------ THE DATA ------

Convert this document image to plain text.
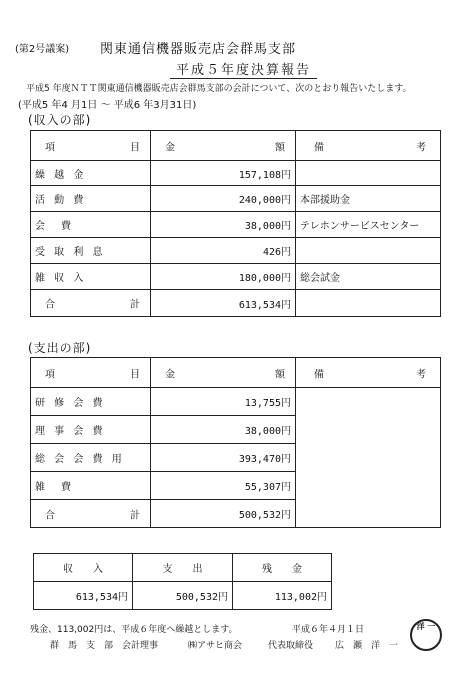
(第2号議案) 関東通信機器販売店会群馬支部
平成５年度決算報告
平成5 年度ＮＴＴ関東通信機器販売店会群馬支部の会計について、次のとおり報告いたします。
(平成5 年4 月1日 ～ 平成6 年3月31日)
(収入の部)
項 目	金 額	備 考

繰 越 金	157,108円	
活 動 費	240,000円	本部援助金
会　費	38,000円	テレホンサービスセンター
受 取 利 息	426円	
雑 収 入	180,000円	総会試金

合 計	613,534円	
(支出の部)
項 目	金 額	備 考

研 修 会 費	13,755円	
理 事 会 費	38,000円	
総 会 会 費 用	393,470円	
雑　費	55,307円	

合 計	500,532円	
収　　入	支　　出	残　　金
613,534円	500,532円	113,002円
残金、113,002円は、平成６年度へ繰越とします。	平成６年４月１日
群　馬　支　部　会計理事	㈱アサヒ商会	代表取締役 広　瀬　洋　一
洋 一
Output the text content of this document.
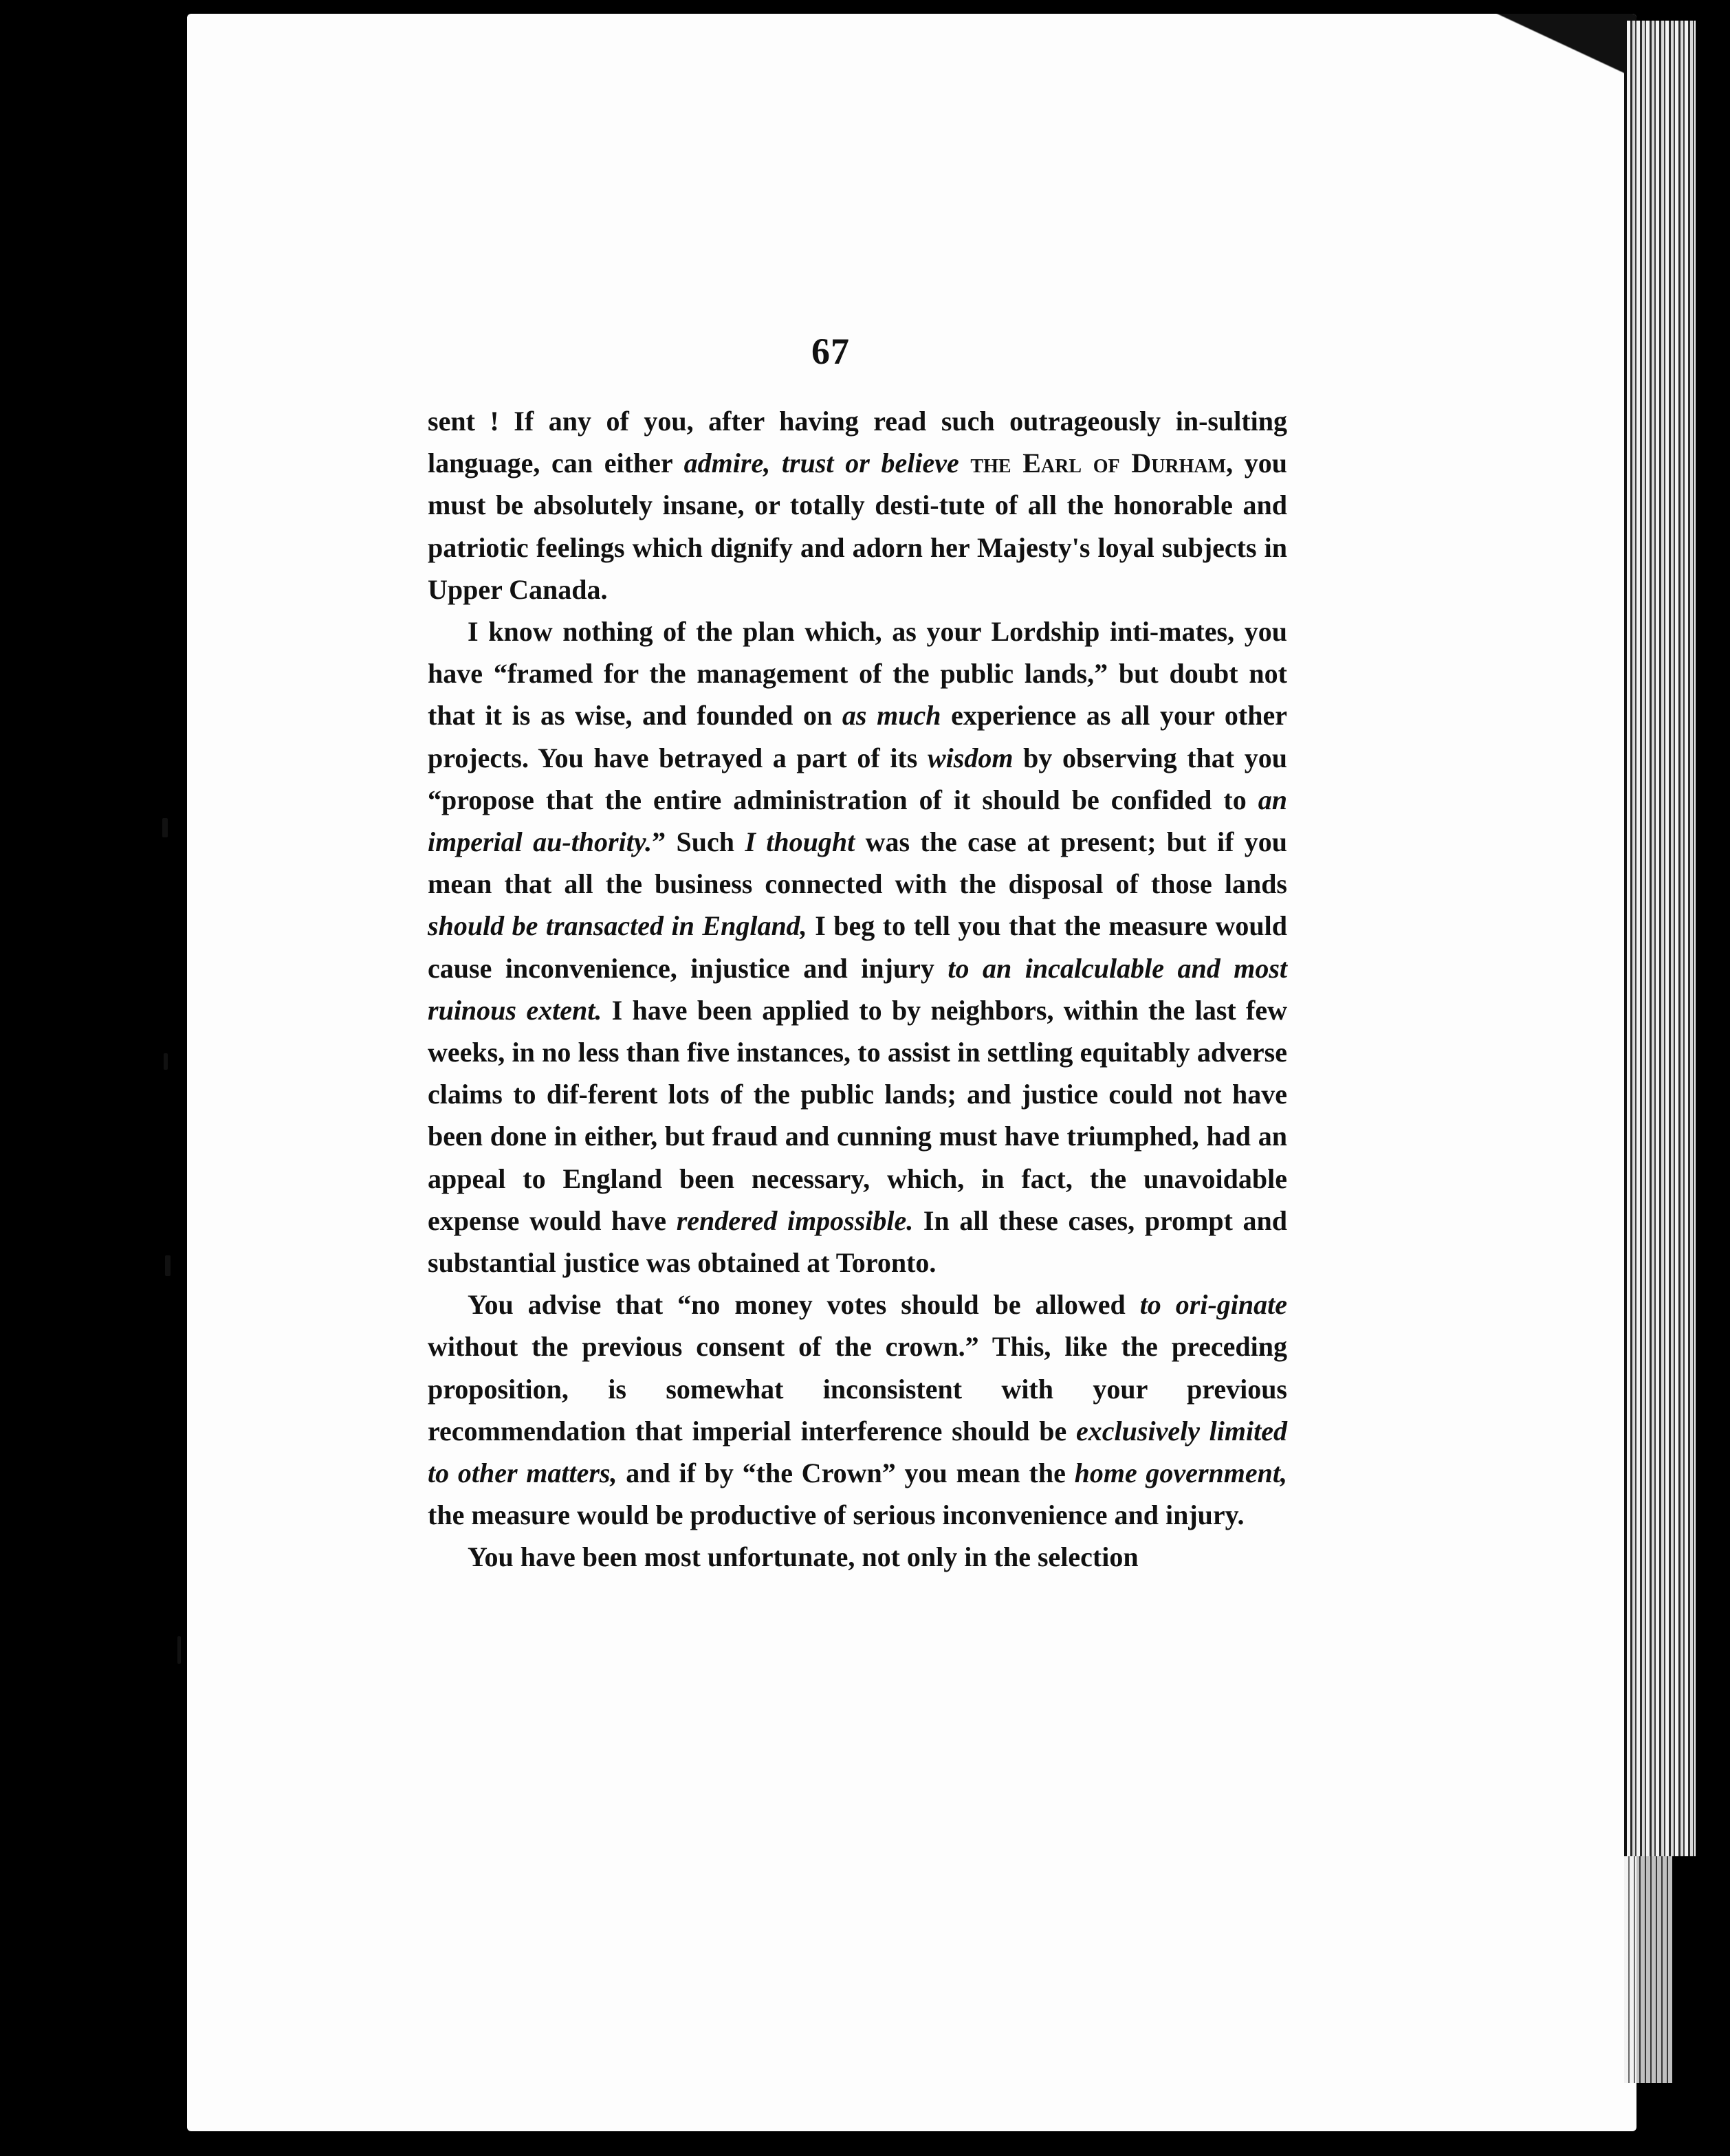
67

sent ! If any of you, after having read such outrageously in-sulting language, can either admire, trust or believe the Earl of Durham, you must be absolutely insane, or totally desti-tute of all the honorable and patriotic feelings which dignify and adorn her Majesty's loyal subjects in Upper Canada.

I know nothing of the plan which, as your Lordship inti-mates, you have “framed for the management of the public lands,” but doubt not that it is as wise, and founded on as much experience as all your other projects. You have betrayed a part of its wisdom by observing that you “propose that the entire administration of it should be confided to an imperial au-thority.” Such I thought was the case at present; but if you mean that all the business connected with the disposal of those lands should be transacted in England, I beg to tell you that the measure would cause inconvenience, injustice and injury to an incalculable and most ruinous extent. I have been applied to by neighbors, within the last few weeks, in no less than five instances, to assist in settling equitably adverse claims to dif-ferent lots of the public lands; and justice could not have been done in either, but fraud and cunning must have triumphed, had an appeal to England been necessary, which, in fact, the unavoidable expense would have rendered impossible. In all these cases, prompt and substantial justice was obtained at Toronto.

You advise that “no money votes should be allowed to ori-ginate without the previous consent of the crown.” This, like the preceding proposition, is somewhat inconsistent with your previous recommendation that imperial interference should be exclusively limited to other matters, and if by “the Crown” you mean the home government, the measure would be productive of serious inconvenience and injury.

You have been most unfortunate, not only in the selection
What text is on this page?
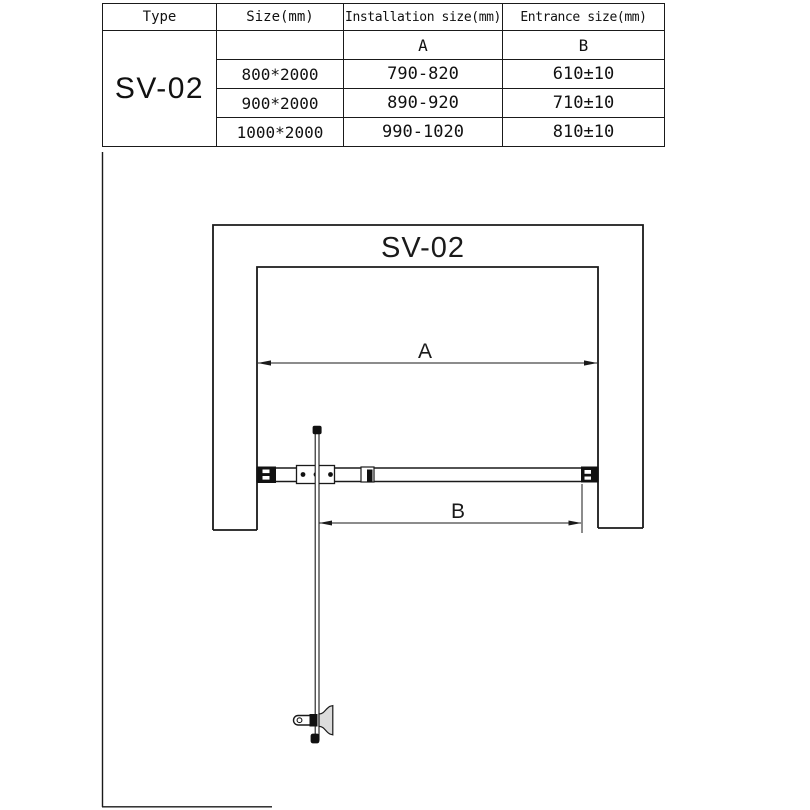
Type	Size(mm)	Installation size(mm)	Entrance size(mm)
SV-02		A	B
	800*2000	790-820	610±10
	900*2000	890-920	710±10
	1000*2000	990-1020	810±10
SV-02
A
B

------

WRITTEN TASK
With the pictures left out, transcribe the material exactly.

RESULT FOR THIS EXERCISE
Convert this document image to plain text.
(第2号議案) 関東通信機器販売店会群馬支部
平成５年度決算報告
平成5 年度ＮＴＴ関東通信機器販売店会群馬支部の会計について、次のとおり報告いたします。
(平成5 年4 月1日 ～ 平成6 年3月31日)
(収入の部)
項 目	金 額	備 考

繰 越 金	157,108円	
活 動 費	240,000円	本部援助金
会　費	38,000円	テレホンサービスセンター
受 取 利 息	426円	
雑 収 入	180,000円	総会試金

合 計	613,534円	
(支出の部)
項 目	金 額	備 考

研 修 会 費	13,755円	
理 事 会 費	38,000円	
総 会 会 費 用	393,470円	
雑　費	55,307円	

合 計	500,532円	
収　　入	支　　出	残　　金
613,534円	500,532円	113,002円
残金、113,002円は、平成６年度へ繰越とします。	平成６年４月１日
群　馬　支　部　会計理事	㈱アサヒ商会	代表取締役 広　瀬　洋　一
洋 一
Output the text content of this document.
67

sent ! If any of you, after having read such outrageously in-sulting language, can either admire, trust or believe the Earl of Durham, you must be absolutely insane, or totally desti-tute of all the honorable and patriotic feelings which dignify and adorn her Majesty's loyal subjects in Upper Canada.

I know nothing of the plan which, as your Lordship inti-mates, you have “framed for the management of the public lands,” but doubt not that it is as wise, and founded on as much experience as all your other projects. You have betrayed a part of its wisdom by observing that you “propose that the entire administration of it should be confided to an imperial au-thority.” Such I thought was the case at present; but if you mean that all the business connected with the disposal of those lands should be transacted in England, I beg to tell you that the measure would cause inconvenience, injustice and injury to an incalculable and most ruinous extent. I have been applied to by neighbors, within the last few weeks, in no less than five instances, to assist in settling equitably adverse claims to dif-ferent lots of the public lands; and justice could not have been done in either, but fraud and cunning must have triumphed, had an appeal to England been necessary, which, in fact, the unavoidable expense would have rendered impossible. In all these cases, prompt and substantial justice was obtained at Toronto.

You advise that “no money votes should be allowed to ori-ginate without the previous consent of the crown.” This, like the preceding proposition, is somewhat inconsistent with your previous recommendation that imperial interference should be exclusively limited to other matters, and if by “the Crown” you mean the home government, the measure would be productive of serious inconvenience and injury.

You have been most unfortunate, not only in the selection
What text is on this page?
Type	Size(mm)	Installation size(mm)	Entrance size(mm)
SV-02		A	B
	800*2000	790-820	610±10
	900*2000	890-920	710±10
	1000*2000	990-1020	810±10
SV-02
A
B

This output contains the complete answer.